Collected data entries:
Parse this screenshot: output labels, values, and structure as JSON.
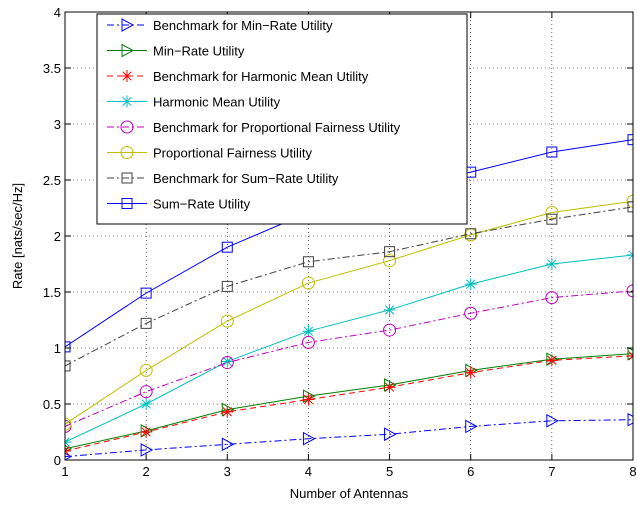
{
  "chart_data": {
    "type": "line",
    "title": "",
    "xlabel": "Number of Antennas",
    "ylabel": "Rate [nats/sec/Hz]",
    "xlim": [
      1,
      8
    ],
    "ylim": [
      0,
      4
    ],
    "xticks": [
      1,
      2,
      3,
      4,
      5,
      6,
      7,
      8
    ],
    "yticks": [
      0,
      0.5,
      1,
      1.5,
      2,
      2.5,
      3,
      3.5,
      4
    ],
    "ytick_labels": [
      "0",
      "0.5",
      "1",
      "1.5",
      "2",
      "2.5",
      "3",
      "3.5",
      "4"
    ],
    "grid": true,
    "legend_position": "top-left",
    "x": [
      1,
      2,
      3,
      4,
      5,
      6,
      7,
      8
    ],
    "series": [
      {
        "name": "Benchmark for Min−Rate Utility",
        "color": "#0000ff",
        "dash": "dashdot",
        "marker": "triangle-right",
        "values": [
          0.03,
          0.09,
          0.14,
          0.19,
          0.23,
          0.3,
          0.35,
          0.36
        ]
      },
      {
        "name": "Min−Rate Utility",
        "color": "#008000",
        "dash": "solid",
        "marker": "triangle-right",
        "values": [
          0.1,
          0.26,
          0.45,
          0.57,
          0.67,
          0.8,
          0.9,
          0.95
        ]
      },
      {
        "name": "Benchmark for Harmonic Mean Utility",
        "color": "#ff0000",
        "dash": "dashed",
        "marker": "asterisk",
        "values": [
          0.08,
          0.25,
          0.43,
          0.54,
          0.65,
          0.78,
          0.89,
          0.93
        ]
      },
      {
        "name": "Harmonic Mean Utility",
        "color": "#00bfbf",
        "dash": "solid",
        "marker": "asterisk",
        "values": [
          0.16,
          0.5,
          0.88,
          1.15,
          1.34,
          1.57,
          1.75,
          1.83
        ]
      },
      {
        "name": "Benchmark for Proportional Fairness Utility",
        "color": "#bf00bf",
        "dash": "dashdot",
        "marker": "circle",
        "values": [
          0.3,
          0.61,
          0.87,
          1.05,
          1.16,
          1.31,
          1.45,
          1.51
        ]
      },
      {
        "name": "Proportional Fairness Utility",
        "color": "#bfbf00",
        "dash": "solid",
        "marker": "circle",
        "values": [
          0.32,
          0.8,
          1.24,
          1.58,
          1.78,
          2.01,
          2.21,
          2.31
        ]
      },
      {
        "name": "Benchmark for Sum−Rate Utility",
        "color": "#404040",
        "dash": "dashdot",
        "marker": "square",
        "values": [
          0.84,
          1.22,
          1.55,
          1.77,
          1.86,
          2.02,
          2.15,
          2.26
        ]
      },
      {
        "name": "Sum−Rate Utility",
        "color": "#0000ff",
        "dash": "solid",
        "marker": "square",
        "values": [
          1.01,
          1.49,
          1.9,
          2.21,
          2.42,
          2.57,
          2.75,
          2.86
        ]
      }
    ]
  }
}
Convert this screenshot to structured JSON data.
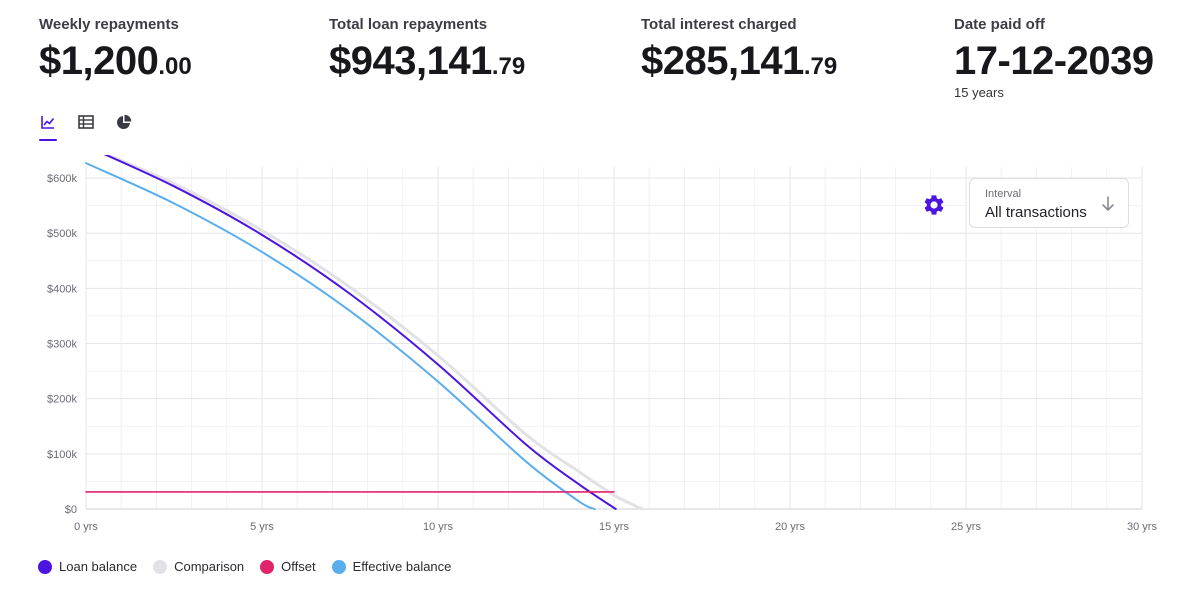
{
  "summary": {
    "weekly": {
      "label": "Weekly repayments",
      "dollars": "$1,200",
      "cents": ".00"
    },
    "total": {
      "label": "Total loan repayments",
      "dollars": "$943,141",
      "cents": ".79"
    },
    "interest": {
      "label": "Total interest charged",
      "dollars": "$285,141",
      "cents": ".79"
    },
    "payoff": {
      "label": "Date paid off",
      "value": "17-12-2039",
      "sub": "15 years"
    }
  },
  "view_toggle": [
    {
      "name": "line-chart-icon",
      "active": true
    },
    {
      "name": "table-icon",
      "active": false
    },
    {
      "name": "pie-chart-icon",
      "active": false
    }
  ],
  "settings_icon": "gear-icon",
  "interval": {
    "label": "Interval",
    "value": "All transactions",
    "icon": "arrow-down-icon"
  },
  "colors": {
    "accent": "#4b14e0",
    "loan": "#4b14e0",
    "comparison": "#e2e2e6",
    "offset": "#e0236b",
    "effective": "#5aaeee"
  },
  "chart_data": {
    "type": "line",
    "xlim": [
      0,
      30
    ],
    "ylim": [
      0,
      620000
    ],
    "x_ticks": [
      0,
      5,
      10,
      15,
      20,
      25,
      30
    ],
    "x_tick_labels": [
      "0 yrs",
      "5 yrs",
      "10 yrs",
      "15 yrs",
      "20 yrs",
      "25 yrs",
      "30 yrs"
    ],
    "y_ticks": [
      0,
      100000,
      200000,
      300000,
      400000,
      500000,
      600000
    ],
    "y_tick_labels": [
      "$0",
      "$100k",
      "$200k",
      "$300k",
      "$400k",
      "$500k",
      "$600k"
    ],
    "grid": true,
    "legend_position": "bottom-left",
    "series": [
      {
        "name": "Comparison",
        "color": "#e2e2e6",
        "x": [
          0,
          2.5,
          5,
          7.5,
          10,
          12.5,
          14,
          15,
          15.8
        ],
        "y": [
          658000,
          590000,
          505000,
          402000,
          278000,
          135000,
          68000,
          25000,
          0
        ]
      },
      {
        "name": "Loan balance",
        "color": "#4b14e0",
        "x": [
          0,
          2.5,
          5,
          7.5,
          10,
          12.5,
          14,
          15.05
        ],
        "y": [
          658000,
          585000,
          497000,
          390000,
          262000,
          117000,
          45000,
          0
        ]
      },
      {
        "name": "Effective balance",
        "color": "#5aaeee",
        "x": [
          0,
          2.5,
          5,
          7.5,
          10,
          12.5,
          14,
          14.45
        ],
        "y": [
          627000,
          554000,
          466000,
          359000,
          231000,
          86000,
          14000,
          0
        ]
      },
      {
        "name": "Offset",
        "color": "#e0236b",
        "x": [
          0,
          15
        ],
        "y": [
          31000,
          31000
        ]
      }
    ]
  }
}
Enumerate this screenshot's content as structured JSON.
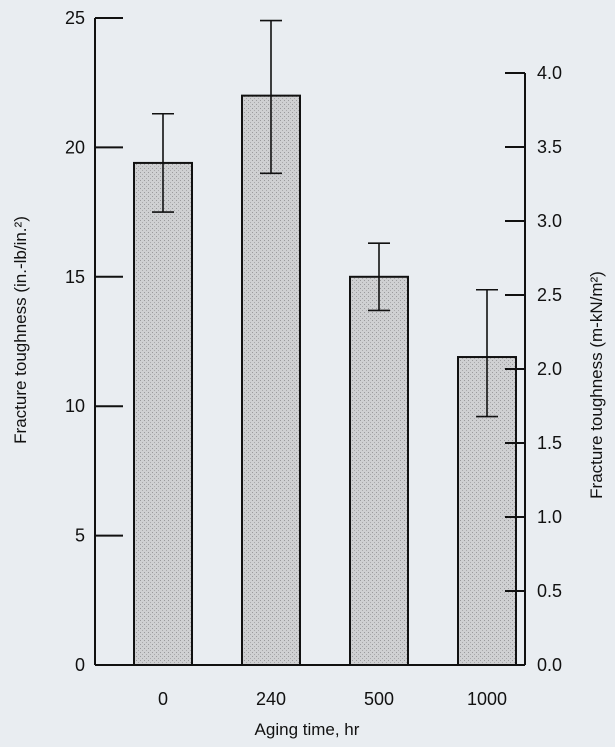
{
  "chart_data": {
    "type": "bar",
    "categories": [
      "0",
      "240",
      "500",
      "1000"
    ],
    "values": [
      19.4,
      22.0,
      15.0,
      11.9
    ],
    "error_bars": [
      {
        "low": 17.5,
        "high": 21.3
      },
      {
        "low": 19.0,
        "high": 24.9
      },
      {
        "low": 13.7,
        "high": 16.3
      },
      {
        "low": 9.6,
        "high": 14.5
      }
    ],
    "xlabel": "Aging time, hr",
    "ylabel": "Fracture toughness (in.-lb/in.²)",
    "ylim": [
      0,
      25
    ],
    "yticks": [
      "0",
      "5",
      "10",
      "15",
      "20",
      "25"
    ],
    "y2label": "Fracture toughness (m-kN/m²)",
    "y2lim": [
      0,
      4.0
    ],
    "y2_visible_max": 4.0,
    "y2ticks": [
      "0.0",
      "0.5",
      "1.0",
      "1.5",
      "2.0",
      "2.5",
      "3.0",
      "3.5",
      "4.0"
    ],
    "grid": false,
    "colors": {
      "background": "#e9edf1",
      "bar_fill": "#c9c9cb",
      "bar_stroke": "#111111",
      "axis": "#111111"
    }
  }
}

▶ [What is expected]: Copy every line of the data that holds the string "left".

▶ [Output]:
    "legend_position": "top-left",
    "legend_position": "bottom-left",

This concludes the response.